▶ [Material for this task]:
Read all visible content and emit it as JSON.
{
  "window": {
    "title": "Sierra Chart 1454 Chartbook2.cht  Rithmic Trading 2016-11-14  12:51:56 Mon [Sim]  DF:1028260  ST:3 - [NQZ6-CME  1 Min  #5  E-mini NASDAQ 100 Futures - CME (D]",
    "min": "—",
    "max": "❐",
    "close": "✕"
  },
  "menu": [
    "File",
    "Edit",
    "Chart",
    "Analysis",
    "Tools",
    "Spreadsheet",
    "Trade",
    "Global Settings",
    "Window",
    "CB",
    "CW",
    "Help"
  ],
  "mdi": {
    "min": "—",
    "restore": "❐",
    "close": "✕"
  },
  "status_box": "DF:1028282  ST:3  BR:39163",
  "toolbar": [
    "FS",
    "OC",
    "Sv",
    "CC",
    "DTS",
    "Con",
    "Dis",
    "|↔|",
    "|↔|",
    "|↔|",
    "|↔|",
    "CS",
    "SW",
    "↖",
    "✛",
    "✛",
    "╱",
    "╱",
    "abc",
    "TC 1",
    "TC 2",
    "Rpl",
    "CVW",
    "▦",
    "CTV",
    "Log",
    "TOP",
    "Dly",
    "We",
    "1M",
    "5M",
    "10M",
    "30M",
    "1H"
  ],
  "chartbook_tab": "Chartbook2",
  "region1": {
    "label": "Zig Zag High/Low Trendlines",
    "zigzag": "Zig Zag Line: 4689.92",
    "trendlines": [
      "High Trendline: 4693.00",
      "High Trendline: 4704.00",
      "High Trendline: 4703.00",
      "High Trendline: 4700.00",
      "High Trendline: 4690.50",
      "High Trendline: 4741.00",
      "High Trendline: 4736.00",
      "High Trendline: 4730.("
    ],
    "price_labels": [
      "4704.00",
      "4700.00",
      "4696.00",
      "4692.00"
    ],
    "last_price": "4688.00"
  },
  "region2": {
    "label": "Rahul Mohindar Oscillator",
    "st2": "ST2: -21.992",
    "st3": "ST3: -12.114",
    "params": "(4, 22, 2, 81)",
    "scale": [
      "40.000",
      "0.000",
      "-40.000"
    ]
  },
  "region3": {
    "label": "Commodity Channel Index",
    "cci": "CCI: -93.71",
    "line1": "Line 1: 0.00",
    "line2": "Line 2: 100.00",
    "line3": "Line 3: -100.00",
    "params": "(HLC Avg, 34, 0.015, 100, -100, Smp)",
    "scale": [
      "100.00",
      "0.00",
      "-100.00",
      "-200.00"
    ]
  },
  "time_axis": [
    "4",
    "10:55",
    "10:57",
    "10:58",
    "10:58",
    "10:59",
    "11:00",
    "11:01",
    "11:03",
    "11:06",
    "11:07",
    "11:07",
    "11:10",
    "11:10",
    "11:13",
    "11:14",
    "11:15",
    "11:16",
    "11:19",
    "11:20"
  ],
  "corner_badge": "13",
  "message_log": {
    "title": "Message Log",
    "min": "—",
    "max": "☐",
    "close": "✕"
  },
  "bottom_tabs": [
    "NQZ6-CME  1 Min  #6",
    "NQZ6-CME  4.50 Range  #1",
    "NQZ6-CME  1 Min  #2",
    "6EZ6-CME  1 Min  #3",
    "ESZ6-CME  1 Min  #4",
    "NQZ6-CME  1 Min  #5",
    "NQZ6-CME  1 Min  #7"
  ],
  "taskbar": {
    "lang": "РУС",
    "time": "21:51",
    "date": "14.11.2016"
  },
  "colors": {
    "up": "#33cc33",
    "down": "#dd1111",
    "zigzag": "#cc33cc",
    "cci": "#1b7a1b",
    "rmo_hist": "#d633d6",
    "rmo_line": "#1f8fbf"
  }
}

▶ [Short problem]: Produce an exact copy of all the records.

▶ [Full output]:
Read all visible content and emit it as JSON.
{
  "window": {
    "title": "Sierra Chart 1454 Chartbook2.cht  Rithmic Trading 2016-11-14  12:51:56 Mon [Sim]  DF:1028260  ST:3 - [NQZ6-CME  1 Min  #5  E-mini NASDAQ 100 Futures - CME (D]",
    "min": "—",
    "max": "❐",
    "close": "✕"
  },
  "menu": [
    "File",
    "Edit",
    "Chart",
    "Analysis",
    "Tools",
    "Spreadsheet",
    "Trade",
    "Global Settings",
    "Window",
    "CB",
    "CW",
    "Help"
  ],
  "mdi": {
    "min": "—",
    "restore": "❐",
    "close": "✕"
  },
  "status_box": "DF:1028282  ST:3  BR:39163",
  "toolbar": [
    "FS",
    "OC",
    "Sv",
    "CC",
    "DTS",
    "Con",
    "Dis",
    "|↔|",
    "|↔|",
    "|↔|",
    "|↔|",
    "CS",
    "SW",
    "↖",
    "✛",
    "✛",
    "╱",
    "╱",
    "abc",
    "TC 1",
    "TC 2",
    "Rpl",
    "CVW",
    "▦",
    "CTV",
    "Log",
    "TOP",
    "Dly",
    "We",
    "1M",
    "5M",
    "10M",
    "30M",
    "1H"
  ],
  "chartbook_tab": "Chartbook2",
  "region1": {
    "label": "Zig Zag High/Low Trendlines",
    "zigzag": "Zig Zag Line: 4689.92",
    "trendlines": [
      "High Trendline: 4693.00",
      "High Trendline: 4704.00",
      "High Trendline: 4703.00",
      "High Trendline: 4700.00",
      "High Trendline: 4690.50",
      "High Trendline: 4741.00",
      "High Trendline: 4736.00",
      "High Trendline: 4730.("
    ],
    "price_labels": [
      "4704.00",
      "4700.00",
      "4696.00",
      "4692.00"
    ],
    "last_price": "4688.00"
  },
  "region2": {
    "label": "Rahul Mohindar Oscillator",
    "st2": "ST2: -21.992",
    "st3": "ST3: -12.114",
    "params": "(4, 22, 2, 81)",
    "scale": [
      "40.000",
      "0.000",
      "-40.000"
    ]
  },
  "region3": {
    "label": "Commodity Channel Index",
    "cci": "CCI: -93.71",
    "line1": "Line 1: 0.00",
    "line2": "Line 2: 100.00",
    "line3": "Line 3: -100.00",
    "params": "(HLC Avg, 34, 0.015, 100, -100, Smp)",
    "scale": [
      "100.00",
      "0.00",
      "-100.00",
      "-200.00"
    ]
  },
  "time_axis": [
    "4",
    "10:55",
    "10:57",
    "10:58",
    "10:58",
    "10:59",
    "11:00",
    "11:01",
    "11:03",
    "11:06",
    "11:07",
    "11:07",
    "11:10",
    "11:10",
    "11:13",
    "11:14",
    "11:15",
    "11:16",
    "11:19",
    "11:20"
  ],
  "corner_badge": "13",
  "message_log": {
    "title": "Message Log",
    "min": "—",
    "max": "☐",
    "close": "✕"
  },
  "bottom_tabs": [
    "NQZ6-CME  1 Min  #6",
    "NQZ6-CME  4.50 Range  #1",
    "NQZ6-CME  1 Min  #2",
    "6EZ6-CME  1 Min  #3",
    "ESZ6-CME  1 Min  #4",
    "NQZ6-CME  1 Min  #5",
    "NQZ6-CME  1 Min  #7"
  ],
  "taskbar": {
    "lang": "РУС",
    "time": "21:51",
    "date": "14.11.2016"
  },
  "colors": {
    "up": "#33cc33",
    "down": "#dd1111",
    "zigzag": "#cc33cc",
    "cci": "#1b7a1b",
    "rmo_hist": "#d633d6",
    "rmo_line": "#1f8fbf"
  }
}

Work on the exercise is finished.